**Raw records**
⁂
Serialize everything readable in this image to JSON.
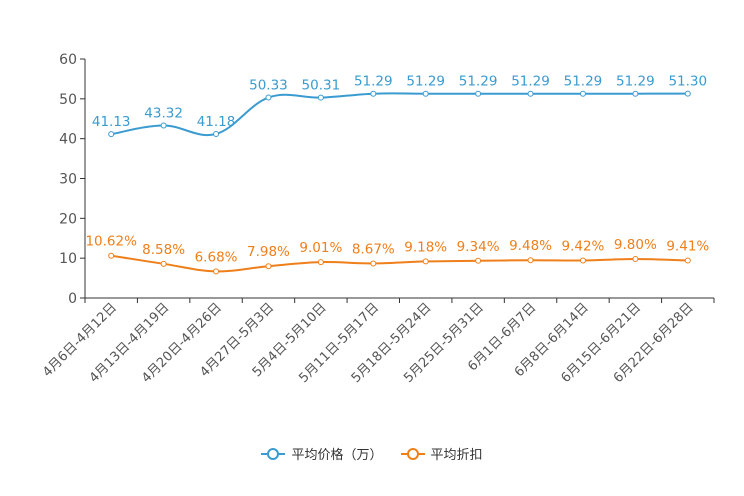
{
  "chart_data": {
    "type": "line",
    "title": "",
    "xlabel": "",
    "ylabel": "",
    "ylim": [
      0,
      60
    ],
    "yticks": [
      0,
      10,
      20,
      30,
      40,
      50,
      60
    ],
    "categories": [
      "4月6日-4月12日",
      "4月13日-4月19日",
      "4月20日-4月26日",
      "4月27日-5月3日",
      "5月4日-5月10日",
      "5月11日-5月17日",
      "5月18日-5月24日",
      "5月25日-5月31日",
      "6月1日-6月7日",
      "6月8日-6月14日",
      "6月15日-6月21日",
      "6月22日-6月28日"
    ],
    "series": [
      {
        "name": "平均价格（万）",
        "color": "#3a9bd0",
        "values": [
          41.13,
          43.32,
          41.18,
          50.33,
          50.31,
          51.29,
          51.29,
          51.29,
          51.29,
          51.29,
          51.29,
          51.3
        ],
        "labels": [
          "41.13",
          "43.32",
          "41.18",
          "50.33",
          "50.31",
          "51.29",
          "51.29",
          "51.29",
          "51.29",
          "51.29",
          "51.29",
          "51.30"
        ]
      },
      {
        "name": "平均折扣",
        "color": "#ef7f1a",
        "values": [
          10.62,
          8.58,
          6.68,
          7.98,
          9.01,
          8.67,
          9.18,
          9.34,
          9.48,
          9.42,
          9.8,
          9.41
        ],
        "labels": [
          "10.62%",
          "8.58%",
          "6.68%",
          "7.98%",
          "9.01%",
          "8.67%",
          "9.18%",
          "9.34%",
          "9.48%",
          "9.42%",
          "9.80%",
          "9.41%"
        ]
      }
    ],
    "legend_position": "bottom-center"
  }
}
⁂
**To be done**
Reproduce the listing above exactly, excluding all pictures.

**Final result**
Serialize everything readable in this image to JSON.
{
  "chart_data": {
    "type": "line",
    "title": "",
    "xlabel": "",
    "ylabel": "",
    "ylim": [
      0,
      60
    ],
    "yticks": [
      0,
      10,
      20,
      30,
      40,
      50,
      60
    ],
    "categories": [
      "4月6日-4月12日",
      "4月13日-4月19日",
      "4月20日-4月26日",
      "4月27日-5月3日",
      "5月4日-5月10日",
      "5月11日-5月17日",
      "5月18日-5月24日",
      "5月25日-5月31日",
      "6月1日-6月7日",
      "6月8日-6月14日",
      "6月15日-6月21日",
      "6月22日-6月28日"
    ],
    "series": [
      {
        "name": "平均价格（万）",
        "color": "#3a9bd0",
        "values": [
          41.13,
          43.32,
          41.18,
          50.33,
          50.31,
          51.29,
          51.29,
          51.29,
          51.29,
          51.29,
          51.29,
          51.3
        ],
        "labels": [
          "41.13",
          "43.32",
          "41.18",
          "50.33",
          "50.31",
          "51.29",
          "51.29",
          "51.29",
          "51.29",
          "51.29",
          "51.29",
          "51.30"
        ]
      },
      {
        "name": "平均折扣",
        "color": "#ef7f1a",
        "values": [
          10.62,
          8.58,
          6.68,
          7.98,
          9.01,
          8.67,
          9.18,
          9.34,
          9.48,
          9.42,
          9.8,
          9.41
        ],
        "labels": [
          "10.62%",
          "8.58%",
          "6.68%",
          "7.98%",
          "9.01%",
          "8.67%",
          "9.18%",
          "9.34%",
          "9.48%",
          "9.42%",
          "9.80%",
          "9.41%"
        ]
      }
    ],
    "legend_position": "bottom-center"
  }
}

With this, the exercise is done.